-- EXCERPTED TEXT --
· · ·

Various security vendors warned today about the public availability of exploit code for a previously unknown Windows privilege escalation vulnerability that can be used to bypass UAC.

The vulnerability was disclosed on a programming portal called CodeProject, but the page has since been removed by the site's administrators.

The flaw is located in the Windows kernel-mode device driver (win32k.sys) and allows attackers with limited access to execute code as SYSTEM.

According to BitDefender, the vulnerable API is called RtlQueryRegistryValues and can be exploited by creating a malformed registry key.

An important aspect of this vulnerability is that it allows bypassing the User Access Control (UAC), a security feature designed to prevent the execution of unauthorized code in Windows 7 and Vista.

Despite the initial disclosure page being taken down, proof-of-concept exploit code has already made it's way onto exploit-db.com and is currently available to anyone interested in it.

Giving the nature of the vulnerability, antivirus vendors expect to see it exploited in malware attacks very soon. Microsoft has yet to comment on the issue.

· · ·

-- LISTED RECORDS --
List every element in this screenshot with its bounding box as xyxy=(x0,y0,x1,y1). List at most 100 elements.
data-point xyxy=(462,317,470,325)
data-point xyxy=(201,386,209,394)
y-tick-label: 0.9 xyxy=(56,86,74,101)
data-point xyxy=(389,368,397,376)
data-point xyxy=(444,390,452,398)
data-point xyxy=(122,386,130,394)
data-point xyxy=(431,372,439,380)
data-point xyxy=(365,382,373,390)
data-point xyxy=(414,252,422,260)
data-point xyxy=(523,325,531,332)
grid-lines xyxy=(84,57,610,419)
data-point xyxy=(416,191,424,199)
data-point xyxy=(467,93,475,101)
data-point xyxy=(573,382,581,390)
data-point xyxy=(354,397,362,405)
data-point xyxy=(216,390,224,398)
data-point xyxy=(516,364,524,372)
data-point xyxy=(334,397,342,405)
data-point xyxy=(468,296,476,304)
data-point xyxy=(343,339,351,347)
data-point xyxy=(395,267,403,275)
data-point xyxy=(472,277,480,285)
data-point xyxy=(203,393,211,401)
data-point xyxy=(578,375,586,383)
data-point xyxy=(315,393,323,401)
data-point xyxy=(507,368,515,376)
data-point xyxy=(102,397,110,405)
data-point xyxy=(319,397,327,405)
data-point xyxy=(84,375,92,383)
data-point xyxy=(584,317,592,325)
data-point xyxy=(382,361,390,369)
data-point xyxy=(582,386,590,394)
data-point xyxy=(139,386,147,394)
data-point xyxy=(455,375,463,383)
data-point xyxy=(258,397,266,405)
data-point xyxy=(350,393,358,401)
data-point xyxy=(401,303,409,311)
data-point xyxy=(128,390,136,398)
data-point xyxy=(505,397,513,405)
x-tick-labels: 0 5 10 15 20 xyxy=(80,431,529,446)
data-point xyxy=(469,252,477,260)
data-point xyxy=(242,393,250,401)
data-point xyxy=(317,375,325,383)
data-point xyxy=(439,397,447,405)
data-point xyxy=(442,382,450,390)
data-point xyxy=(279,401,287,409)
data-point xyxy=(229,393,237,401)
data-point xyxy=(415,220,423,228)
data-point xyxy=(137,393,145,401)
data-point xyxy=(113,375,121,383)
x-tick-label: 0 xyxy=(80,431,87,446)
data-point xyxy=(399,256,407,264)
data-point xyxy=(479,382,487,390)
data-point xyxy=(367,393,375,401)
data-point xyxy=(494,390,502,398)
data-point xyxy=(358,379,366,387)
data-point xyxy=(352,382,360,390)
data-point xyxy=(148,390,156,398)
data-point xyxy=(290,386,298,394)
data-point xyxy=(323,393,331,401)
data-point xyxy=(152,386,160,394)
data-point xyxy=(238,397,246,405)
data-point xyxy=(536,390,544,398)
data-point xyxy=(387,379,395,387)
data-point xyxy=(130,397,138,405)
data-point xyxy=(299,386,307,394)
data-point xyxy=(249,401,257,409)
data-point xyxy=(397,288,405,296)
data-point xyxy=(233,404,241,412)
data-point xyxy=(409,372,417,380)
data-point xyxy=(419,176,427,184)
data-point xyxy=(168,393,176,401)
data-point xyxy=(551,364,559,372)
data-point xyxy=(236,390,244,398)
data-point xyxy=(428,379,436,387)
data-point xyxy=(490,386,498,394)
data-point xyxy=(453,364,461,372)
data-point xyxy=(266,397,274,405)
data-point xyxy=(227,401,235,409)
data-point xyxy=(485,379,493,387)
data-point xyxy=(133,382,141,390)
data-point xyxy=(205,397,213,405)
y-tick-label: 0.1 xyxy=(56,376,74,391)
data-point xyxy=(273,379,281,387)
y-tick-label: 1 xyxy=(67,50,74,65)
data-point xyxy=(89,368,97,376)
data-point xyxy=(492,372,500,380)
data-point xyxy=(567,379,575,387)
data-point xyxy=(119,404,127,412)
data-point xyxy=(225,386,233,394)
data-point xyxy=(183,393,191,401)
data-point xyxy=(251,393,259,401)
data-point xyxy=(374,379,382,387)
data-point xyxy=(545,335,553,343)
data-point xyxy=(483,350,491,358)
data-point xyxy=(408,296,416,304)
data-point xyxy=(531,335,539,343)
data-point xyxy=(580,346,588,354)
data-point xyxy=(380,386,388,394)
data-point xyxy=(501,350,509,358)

· · ·

-- DIRECTIONS --
**A.** In the article about the Windows privilege escalation flaw, which driver holds the vulnerability?
**B.** Please continue the article about the Windows privilege escalation flaw from its last sentence.

-- RESULTS IN ORDER --
**A.** The Windows kernel-mode device driver, win32k.sys.

**B.**
One malware that made use of similar elevation of privilege (EoP) flaws in Windows is the infamous Stuxnet industrial espionage worm discovered earlier this year.

In fact, one of the two EoP vulnerabilities leveraged by Stuxnet remains unpatched to this day. Earlier this week we reported that exploit code for it has also been publicly released.

Chester Wisniewski, a senior security advisor at Sophos, notes that one possible mitigation involves setting the user's permissions for the "HKEY_USERS\[ACCOUNT_SID]\EUDC" registry key to Deny Delete and Create Subkey. The SID can be determined by typing "whoami /user" in a command prompt window.

With this new announcement, Microsoft currently has three zero-day vulnerabilities on its hands. In addition to the Stuxnet EoP, a critical Internet Explorer arbitrary code execution flaw is also being exploited in the wild.